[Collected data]
-*-

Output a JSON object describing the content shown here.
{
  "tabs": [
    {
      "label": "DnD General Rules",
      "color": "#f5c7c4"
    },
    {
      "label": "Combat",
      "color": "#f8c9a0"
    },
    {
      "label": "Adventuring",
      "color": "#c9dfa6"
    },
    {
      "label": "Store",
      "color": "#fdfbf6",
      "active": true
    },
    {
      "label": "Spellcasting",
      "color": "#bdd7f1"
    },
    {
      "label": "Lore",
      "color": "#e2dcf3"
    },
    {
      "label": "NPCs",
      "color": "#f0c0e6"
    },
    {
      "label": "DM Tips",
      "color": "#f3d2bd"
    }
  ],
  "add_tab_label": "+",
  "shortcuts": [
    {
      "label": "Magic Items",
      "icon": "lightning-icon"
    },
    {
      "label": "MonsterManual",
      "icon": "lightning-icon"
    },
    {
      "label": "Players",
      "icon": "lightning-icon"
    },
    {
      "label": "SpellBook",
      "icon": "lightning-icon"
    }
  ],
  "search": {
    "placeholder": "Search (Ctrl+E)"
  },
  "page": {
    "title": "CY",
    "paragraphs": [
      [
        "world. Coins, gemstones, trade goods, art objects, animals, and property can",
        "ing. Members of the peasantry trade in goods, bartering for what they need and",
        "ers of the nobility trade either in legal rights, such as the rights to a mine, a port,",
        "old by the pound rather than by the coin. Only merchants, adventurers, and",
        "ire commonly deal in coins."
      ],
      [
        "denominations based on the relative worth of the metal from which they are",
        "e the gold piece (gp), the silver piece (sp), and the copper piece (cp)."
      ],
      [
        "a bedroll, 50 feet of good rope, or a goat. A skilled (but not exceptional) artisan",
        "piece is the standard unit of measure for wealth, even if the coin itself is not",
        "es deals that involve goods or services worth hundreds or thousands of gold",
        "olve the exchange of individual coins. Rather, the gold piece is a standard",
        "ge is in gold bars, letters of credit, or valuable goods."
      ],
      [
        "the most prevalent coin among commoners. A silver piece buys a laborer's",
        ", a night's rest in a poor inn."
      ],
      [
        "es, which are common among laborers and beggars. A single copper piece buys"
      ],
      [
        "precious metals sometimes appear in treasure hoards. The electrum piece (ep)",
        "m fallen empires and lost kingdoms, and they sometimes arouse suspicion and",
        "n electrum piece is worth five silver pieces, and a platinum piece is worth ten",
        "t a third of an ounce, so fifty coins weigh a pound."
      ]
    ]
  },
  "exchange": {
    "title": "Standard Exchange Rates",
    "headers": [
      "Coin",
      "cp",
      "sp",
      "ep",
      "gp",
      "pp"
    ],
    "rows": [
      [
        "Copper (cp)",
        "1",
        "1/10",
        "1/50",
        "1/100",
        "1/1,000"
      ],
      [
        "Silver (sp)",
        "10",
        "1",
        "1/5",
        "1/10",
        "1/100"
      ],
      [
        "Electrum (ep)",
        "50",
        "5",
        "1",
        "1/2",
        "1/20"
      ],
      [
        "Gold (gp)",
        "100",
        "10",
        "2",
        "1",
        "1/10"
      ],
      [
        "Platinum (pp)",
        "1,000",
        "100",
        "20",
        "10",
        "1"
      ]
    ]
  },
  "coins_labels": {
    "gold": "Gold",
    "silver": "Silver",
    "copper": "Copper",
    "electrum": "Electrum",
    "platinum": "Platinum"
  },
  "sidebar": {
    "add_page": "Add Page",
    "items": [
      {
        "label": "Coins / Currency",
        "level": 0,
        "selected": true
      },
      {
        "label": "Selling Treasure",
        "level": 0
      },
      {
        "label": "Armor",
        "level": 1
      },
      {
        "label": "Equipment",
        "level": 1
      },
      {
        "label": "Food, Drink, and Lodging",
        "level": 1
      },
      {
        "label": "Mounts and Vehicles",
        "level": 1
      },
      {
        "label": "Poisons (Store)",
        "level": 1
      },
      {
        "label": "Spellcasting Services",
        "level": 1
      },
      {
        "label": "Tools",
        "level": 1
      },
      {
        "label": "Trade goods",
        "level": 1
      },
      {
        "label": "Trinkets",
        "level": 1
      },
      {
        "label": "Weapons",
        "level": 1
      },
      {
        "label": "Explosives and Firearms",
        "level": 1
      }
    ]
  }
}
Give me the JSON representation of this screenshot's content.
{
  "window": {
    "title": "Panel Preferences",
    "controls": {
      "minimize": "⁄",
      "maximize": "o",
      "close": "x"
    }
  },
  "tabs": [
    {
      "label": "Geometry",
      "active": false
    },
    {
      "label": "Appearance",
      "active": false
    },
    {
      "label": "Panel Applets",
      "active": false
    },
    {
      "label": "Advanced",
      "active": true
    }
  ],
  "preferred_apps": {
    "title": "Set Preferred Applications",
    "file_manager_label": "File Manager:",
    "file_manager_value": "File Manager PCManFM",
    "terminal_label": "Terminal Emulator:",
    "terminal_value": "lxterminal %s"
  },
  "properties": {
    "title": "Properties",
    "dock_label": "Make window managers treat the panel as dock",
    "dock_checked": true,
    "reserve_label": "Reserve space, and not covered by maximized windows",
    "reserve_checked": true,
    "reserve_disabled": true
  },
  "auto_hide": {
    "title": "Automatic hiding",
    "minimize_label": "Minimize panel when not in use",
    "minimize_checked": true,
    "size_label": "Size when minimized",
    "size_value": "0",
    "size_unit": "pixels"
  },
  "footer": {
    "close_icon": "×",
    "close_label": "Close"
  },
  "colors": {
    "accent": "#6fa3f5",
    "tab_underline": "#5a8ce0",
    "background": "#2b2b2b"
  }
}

-*-

— Stated task —
State the number of lines in these entries that include the string "which". Provide nothing beyond that number.

— Result —
2